[start]

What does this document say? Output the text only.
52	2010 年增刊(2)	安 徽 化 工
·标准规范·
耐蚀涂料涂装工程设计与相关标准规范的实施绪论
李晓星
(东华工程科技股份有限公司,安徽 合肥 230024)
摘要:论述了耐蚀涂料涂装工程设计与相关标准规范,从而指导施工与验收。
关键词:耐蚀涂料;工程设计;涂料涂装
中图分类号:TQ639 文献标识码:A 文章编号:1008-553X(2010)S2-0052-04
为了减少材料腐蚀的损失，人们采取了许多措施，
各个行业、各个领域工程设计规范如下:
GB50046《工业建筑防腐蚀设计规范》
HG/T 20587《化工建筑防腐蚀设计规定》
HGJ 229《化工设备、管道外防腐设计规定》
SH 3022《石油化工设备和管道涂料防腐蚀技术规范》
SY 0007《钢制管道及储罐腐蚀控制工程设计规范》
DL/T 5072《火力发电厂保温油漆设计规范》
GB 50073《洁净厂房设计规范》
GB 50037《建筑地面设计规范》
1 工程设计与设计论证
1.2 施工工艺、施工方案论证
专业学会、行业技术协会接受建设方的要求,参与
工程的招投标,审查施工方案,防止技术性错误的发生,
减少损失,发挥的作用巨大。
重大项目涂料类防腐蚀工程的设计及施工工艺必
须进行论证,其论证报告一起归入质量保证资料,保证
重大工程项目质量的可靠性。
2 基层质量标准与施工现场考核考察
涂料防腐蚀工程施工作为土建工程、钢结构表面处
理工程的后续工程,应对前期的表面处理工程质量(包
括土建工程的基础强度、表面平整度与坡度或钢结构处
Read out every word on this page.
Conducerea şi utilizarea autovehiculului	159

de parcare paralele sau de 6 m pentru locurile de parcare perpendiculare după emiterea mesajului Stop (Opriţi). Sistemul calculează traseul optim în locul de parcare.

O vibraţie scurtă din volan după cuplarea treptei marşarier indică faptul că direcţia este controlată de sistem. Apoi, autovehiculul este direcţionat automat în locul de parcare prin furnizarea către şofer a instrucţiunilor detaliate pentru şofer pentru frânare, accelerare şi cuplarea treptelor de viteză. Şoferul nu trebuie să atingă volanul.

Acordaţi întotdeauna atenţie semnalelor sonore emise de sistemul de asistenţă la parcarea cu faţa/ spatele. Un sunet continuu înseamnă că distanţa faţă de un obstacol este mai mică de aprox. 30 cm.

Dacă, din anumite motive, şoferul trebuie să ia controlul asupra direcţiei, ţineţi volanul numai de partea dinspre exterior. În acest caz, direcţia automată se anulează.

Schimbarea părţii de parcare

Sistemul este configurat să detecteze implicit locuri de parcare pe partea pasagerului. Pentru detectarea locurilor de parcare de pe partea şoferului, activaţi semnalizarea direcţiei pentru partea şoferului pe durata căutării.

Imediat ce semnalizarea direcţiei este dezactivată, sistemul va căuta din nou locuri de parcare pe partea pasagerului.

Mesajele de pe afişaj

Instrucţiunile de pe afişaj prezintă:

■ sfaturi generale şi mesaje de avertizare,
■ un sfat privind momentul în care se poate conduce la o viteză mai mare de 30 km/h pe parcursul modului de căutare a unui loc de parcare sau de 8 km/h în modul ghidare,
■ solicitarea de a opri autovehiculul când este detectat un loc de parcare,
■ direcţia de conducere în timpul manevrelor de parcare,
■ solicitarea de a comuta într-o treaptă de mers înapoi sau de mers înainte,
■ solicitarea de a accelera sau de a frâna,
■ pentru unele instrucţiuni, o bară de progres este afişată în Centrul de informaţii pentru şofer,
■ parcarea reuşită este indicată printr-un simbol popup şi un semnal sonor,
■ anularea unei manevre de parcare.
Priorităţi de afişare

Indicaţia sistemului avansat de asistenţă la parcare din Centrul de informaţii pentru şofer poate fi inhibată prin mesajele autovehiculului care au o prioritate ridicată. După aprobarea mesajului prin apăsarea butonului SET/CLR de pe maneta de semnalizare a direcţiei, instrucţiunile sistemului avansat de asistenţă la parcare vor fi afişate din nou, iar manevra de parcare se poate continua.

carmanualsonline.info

[end]

__SHORT TASK__
In the entries above, find every line holding the word "parcarea" and copy it out.

__EXERCISE ANSWER__
Acordaţi întotdeauna atenţie semnalelor sonore emise de sistemul de asistenţă la parcarea cu faţa/ spatele. Un sunet continuu înseamnă că distanţa faţă de un obstacol este mai mică de aprox. 30 cm.
■ parcarea reuşită este indicată printr-un simbol popup şi un semnal sonor,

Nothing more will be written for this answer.